*Listed records*.
┌────────

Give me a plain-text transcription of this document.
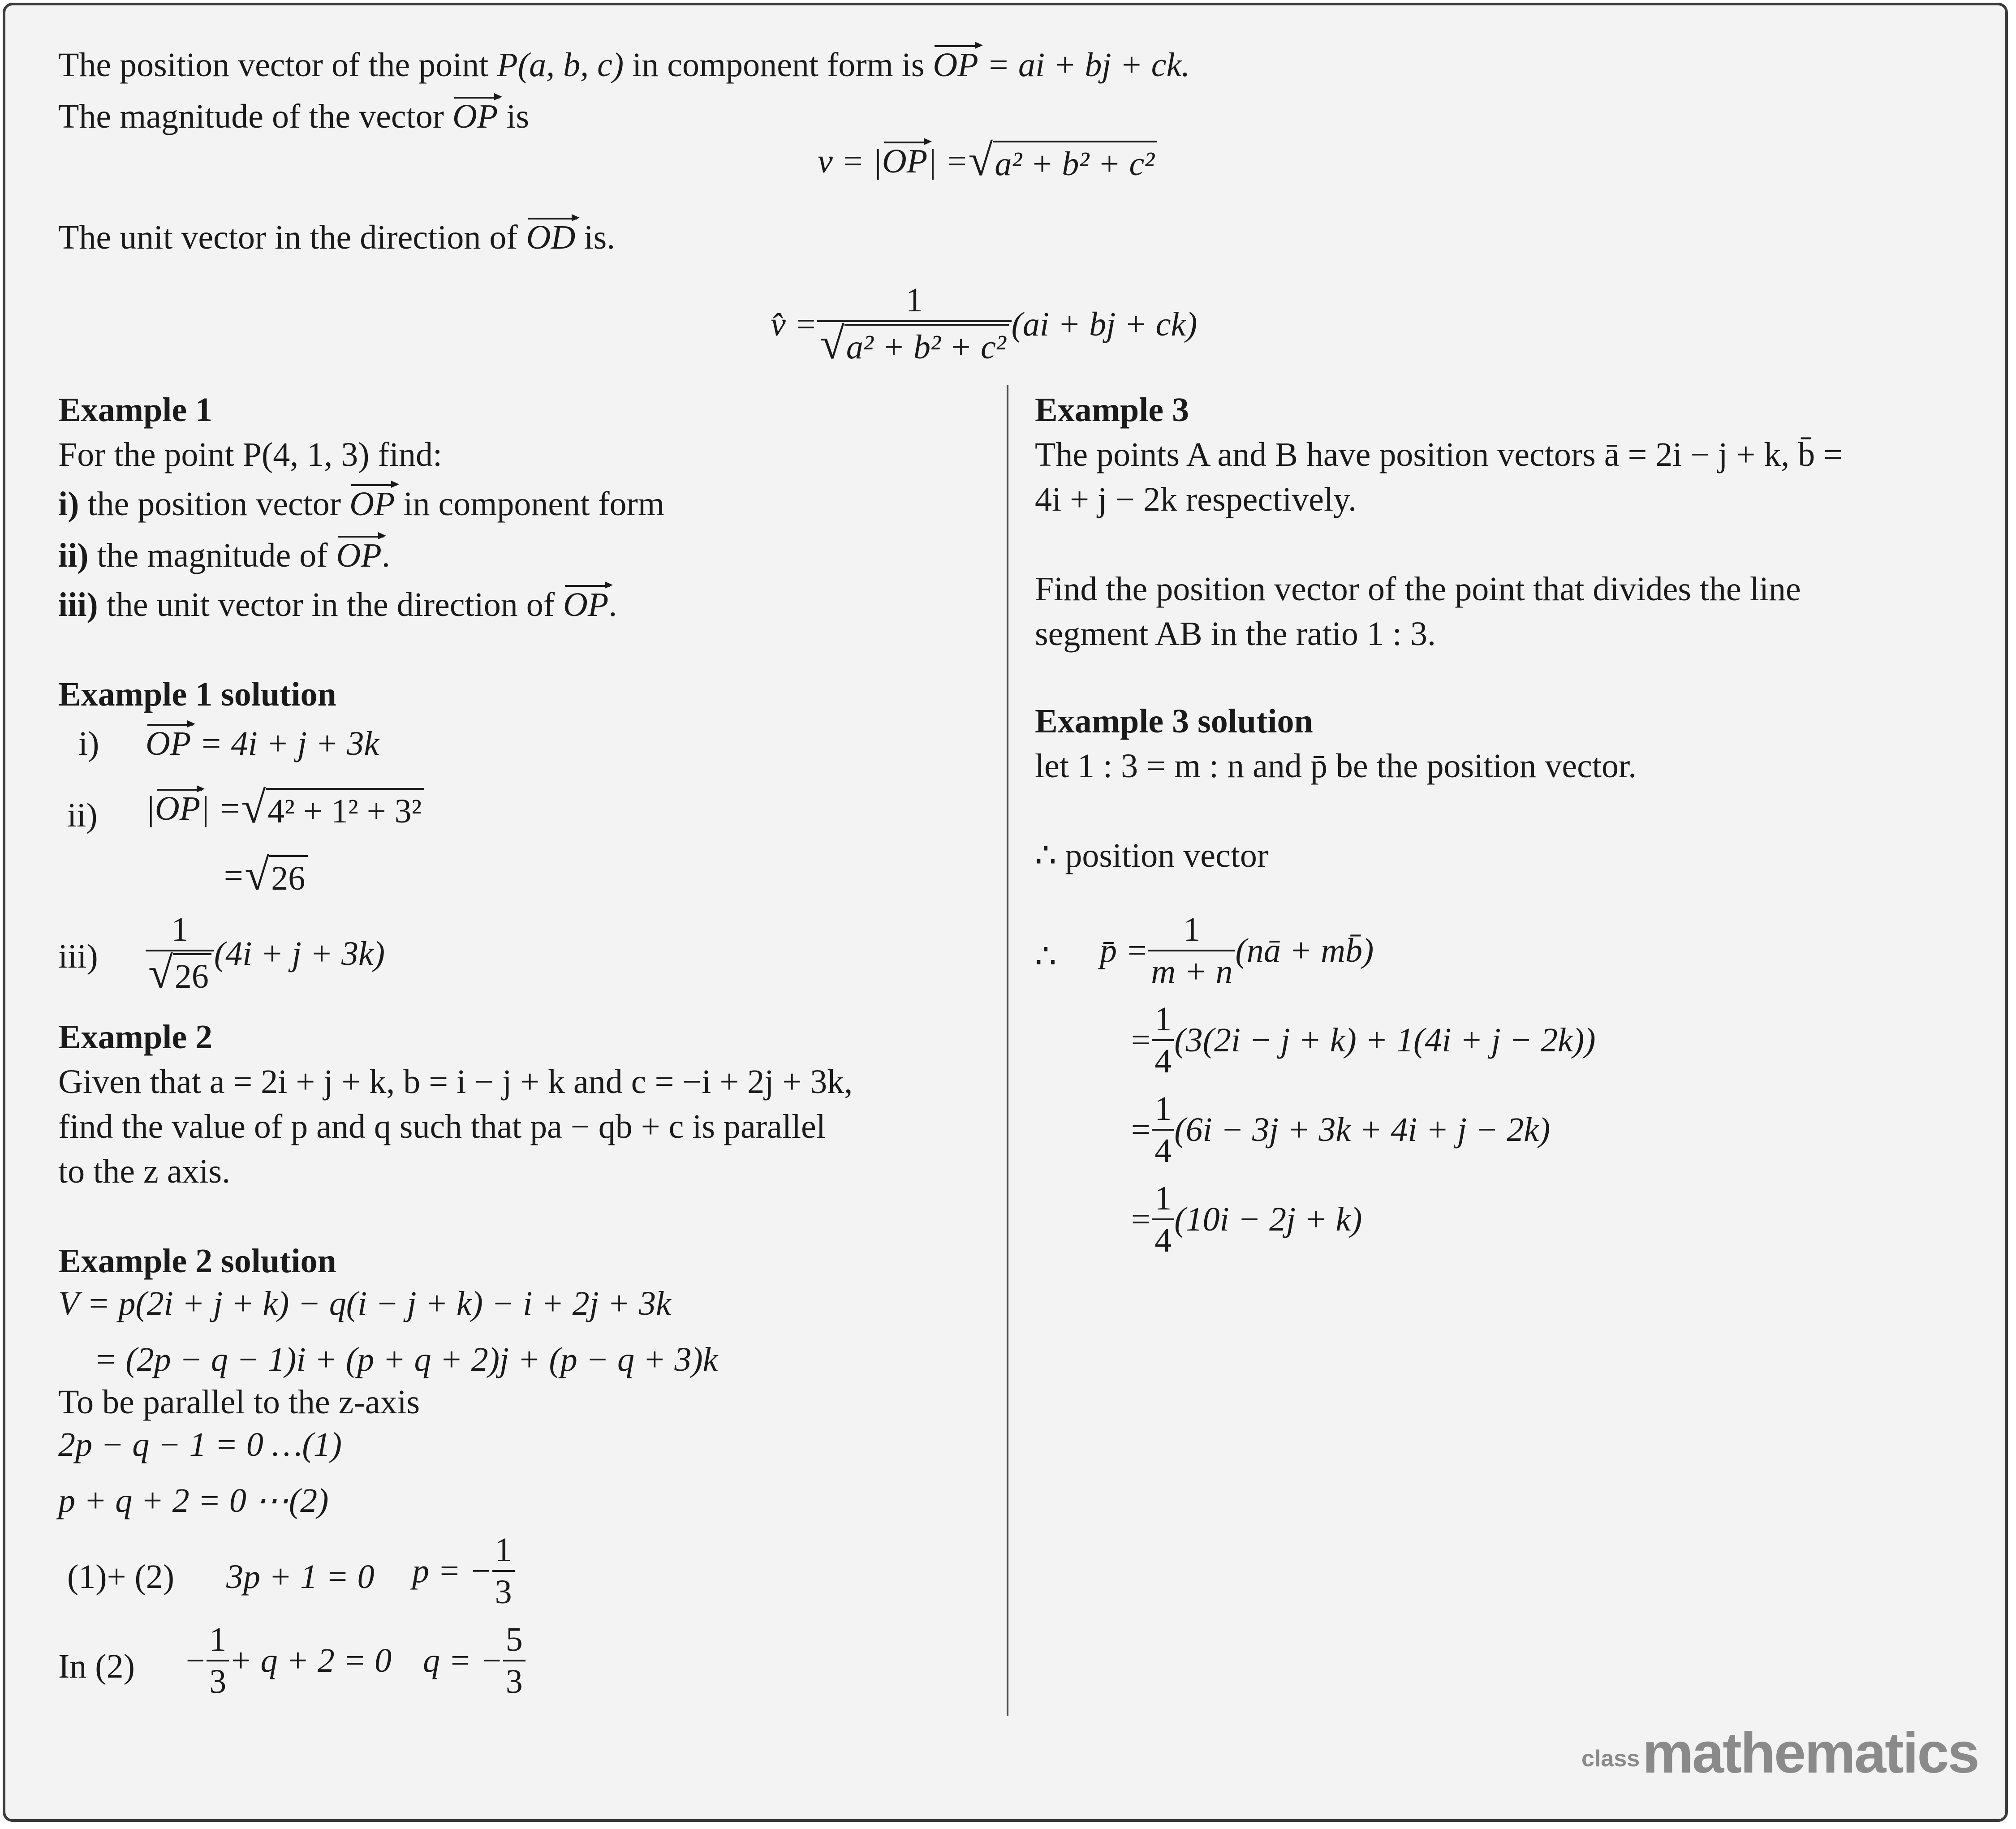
The position vector of the point P(a, b, c) in component form is OP = ai + bj + ck.
The magnitude of the vector OP is
v = | OP | = √ a² + b² + c²
The unit vector in the direction of OD is.
v̂ = $\frac{1}{\text{√ a² + b² + c²}} (ai$ + bj + ck)
Example 1
For the point P(4, 1, 3) find:
i) the position vector OP in component form
ii) the magnitude of OP.
iii) the unit vector in the direction of OP.
Example 1 solution
i) OP = 4i + j + 3k
ii) | OP | = √ 4² + 1² + 3²
= √ 26
$iii) \frac{1}{√ 26} (4i + j + 3k)$
Example 2
Given that a = 2i + j + k, b = i − j + k and c = −i + 2j + 3k,
find the value of p and q such that pa − qb + c is parallel
to the z axis.
Example 2 solution
V = p(2i + j + k) − q(i − j + k) − i + 2j + 3k
= (2p − q − 1)i + (p + q + 2)j + (p − q + 3)k
To be parallel to the z-axis
2p − q − 1 = 0 …(1)
p + q + 2 = 0 ⋯(2)
(1)+ (2) 3p + 1 = 0 p = − $\frac{1}{3}$
In $(2) - \frac{1}{3} + q + 2 = 0$ q = − $\frac{5}{3}$
Example 3
The points A and B have position vectors ā = 2i − j + k, b̄ =
4i + j − 2k respectively.
Find the position vector of the point that divides the line
segment AB in the ratio 1 : 3.
Example 3 solution
let 1 : 3 = m : n and p̄ be the position vector.
∴ position vector
∴ p̄ = $\frac{1}{m + n}$ (nā + mb̄)
= $\frac{1}{4} (3(2i - j + k) + 1(4i + j - 2k))$
= $\frac{1}{4} (6i - 3j + 3k + 4i + j - 2k)$
= $\frac{1}{4} (10i - 2j + k)$
classmathematics
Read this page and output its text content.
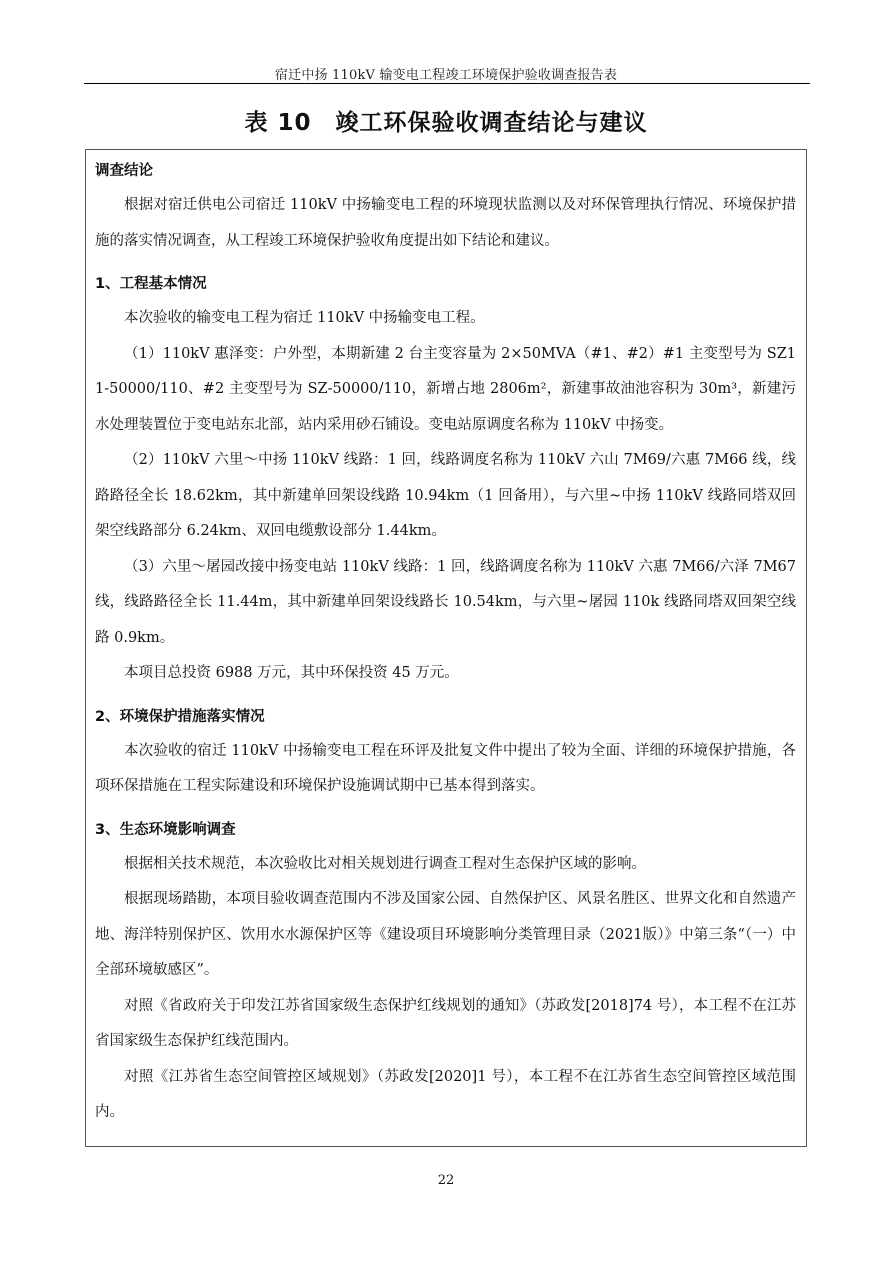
宿迁中扬 110kV 输变电工程竣工环境保护验收调查报告表
表 10　竣工环保验收调查结论与建议
调查结论

根据对宿迁供电公司宿迁 110kV 中扬输变电工程的环境现状监测以及对环保管理执行情况、环境保护措施的落实情况调查，从工程竣工环境保护验收角度提出如下结论和建议。

1、工程基本情况

本次验收的输变电工程为宿迁 110kV 中扬输变电工程。

（1）110kV 惠泽变：户外型，本期新建 2 台主变容量为 2×50MVA（#1、#2）#1 主变型号为 SZ11-50000/110、#2 主变型号为 SZ-50000/110，新增占地 2806m²，新建事故油池容积为 30m³，新建污水处理装置位于变电站东北部，站内采用砂石铺设。变电站原调度名称为 110kV 中扬变。

（2）110kV 六里～中扬 110kV 线路：1 回，线路调度名称为 110kV 六山 7M69/六惠 7M66 线，线路路径全长 18.62km，其中新建单回架设线路 10.94km（1 回备用），与六里~中扬 110kV 线路同塔双回架空线路部分 6.24km、双回电缆敷设部分 1.44km。

（3）六里～屠园改接中扬变电站 110kV 线路：1 回，线路调度名称为 110kV 六惠 7M66/六泽 7M67 线，线路路径全长 11.44m，其中新建单回架设线路长 10.54km，与六里~屠园 110k 线路同塔双回架空线路 0.9km。

本项目总投资 6988 万元，其中环保投资 45 万元。

2、环境保护措施落实情况

本次验收的宿迁 110kV 中扬输变电工程在环评及批复文件中提出了较为全面、详细的环境保护措施，各项环保措施在工程实际建设和环境保护设施调试期中已基本得到落实。

3、生态环境影响调查

根据相关技术规范，本次验收比对相关规划进行调查工程对生态保护区域的影响。

根据现场踏勘，本项目验收调查范围内不涉及国家公园、自然保护区、风景名胜区、世界文化和自然遗产地、海洋特别保护区、饮用水水源保护区等《建设项目环境影响分类管理目录（2021版）》中第三条“（一）中全部环境敏感区”。

对照《省政府关于印发江苏省国家级生态保护红线规划的通知》（苏政发[2018]74 号），本工程不在江苏省国家级生态保护红线范围内。

对照《江苏省生态空间管控区域规划》（苏政发[2020]1 号），本工程不在江苏省生态空间管控区域范围内。

22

└────────

*Requirement*.
Repeat each record exactly as shown above, dropping all images.

*Result below*.
Give me a plain-text transcription of this document.
The position vector of the point P(a, b, c) in component form is OP = ai + bj + ck.
The magnitude of the vector OP is
v = | OP | = √ a² + b² + c²
The unit vector in the direction of OD is.
v̂ = $\frac{1}{\text{√ a² + b² + c²}} (ai$ + bj + ck)
Example 1
For the point P(4, 1, 3) find:
i) the position vector OP in component form
ii) the magnitude of OP.
iii) the unit vector in the direction of OP.
Example 1 solution
i) OP = 4i + j + 3k
ii) | OP | = √ 4² + 1² + 3²
= √ 26
$iii) \frac{1}{√ 26} (4i + j + 3k)$
Example 2
Given that a = 2i + j + k, b = i − j + k and c = −i + 2j + 3k,
find the value of p and q such that pa − qb + c is parallel
to the z axis.
Example 2 solution
V = p(2i + j + k) − q(i − j + k) − i + 2j + 3k
= (2p − q − 1)i + (p + q + 2)j + (p − q + 3)k
To be parallel to the z-axis
2p − q − 1 = 0 …(1)
p + q + 2 = 0 ⋯(2)
(1)+ (2) 3p + 1 = 0 p = − $\frac{1}{3}$
In $(2) - \frac{1}{3} + q + 2 = 0$ q = − $\frac{5}{3}$
Example 3
The points A and B have position vectors ā = 2i − j + k, b̄ =
4i + j − 2k respectively.
Find the position vector of the point that divides the line
segment AB in the ratio 1 : 3.
Example 3 solution
let 1 : 3 = m : n and p̄ be the position vector.
∴ position vector
∴ p̄ = $\frac{1}{m + n}$ (nā + mb̄)
= $\frac{1}{4} (3(2i - j + k) + 1(4i + j - 2k))$
= $\frac{1}{4} (6i - 3j + 3k + 4i + j - 2k)$
= $\frac{1}{4} (10i - 2j + k)$
classmathematics
Read this page and output its text content.
宿迁中扬 110kV 输变电工程竣工环境保护验收调查报告表
表 10　竣工环保验收调查结论与建议
调查结论

根据对宿迁供电公司宿迁 110kV 中扬输变电工程的环境现状监测以及对环保管理执行情况、环境保护措施的落实情况调查，从工程竣工环境保护验收角度提出如下结论和建议。

1、工程基本情况

本次验收的输变电工程为宿迁 110kV 中扬输变电工程。

（1）110kV 惠泽变：户外型，本期新建 2 台主变容量为 2×50MVA（#1、#2）#1 主变型号为 SZ11-50000/110、#2 主变型号为 SZ-50000/110，新增占地 2806m²，新建事故油池容积为 30m³，新建污水处理装置位于变电站东北部，站内采用砂石铺设。变电站原调度名称为 110kV 中扬变。

（2）110kV 六里～中扬 110kV 线路：1 回，线路调度名称为 110kV 六山 7M69/六惠 7M66 线，线路路径全长 18.62km，其中新建单回架设线路 10.94km（1 回备用），与六里~中扬 110kV 线路同塔双回架空线路部分 6.24km、双回电缆敷设部分 1.44km。

（3）六里～屠园改接中扬变电站 110kV 线路：1 回，线路调度名称为 110kV 六惠 7M66/六泽 7M67 线，线路路径全长 11.44m，其中新建单回架设线路长 10.54km，与六里~屠园 110k 线路同塔双回架空线路 0.9km。

本项目总投资 6988 万元，其中环保投资 45 万元。

2、环境保护措施落实情况

本次验收的宿迁 110kV 中扬输变电工程在环评及批复文件中提出了较为全面、详细的环境保护措施，各项环保措施在工程实际建设和环境保护设施调试期中已基本得到落实。

3、生态环境影响调查

根据相关技术规范，本次验收比对相关规划进行调查工程对生态保护区域的影响。

根据现场踏勘，本项目验收调查范围内不涉及国家公园、自然保护区、风景名胜区、世界文化和自然遗产地、海洋特别保护区、饮用水水源保护区等《建设项目环境影响分类管理目录（2021版）》中第三条“（一）中全部环境敏感区”。

对照《省政府关于印发江苏省国家级生态保护红线规划的通知》（苏政发[2018]74 号），本工程不在江苏省国家级生态保护红线范围内。

对照《江苏省生态空间管控区域规划》（苏政发[2020]1 号），本工程不在江苏省生态空间管控区域范围内。

22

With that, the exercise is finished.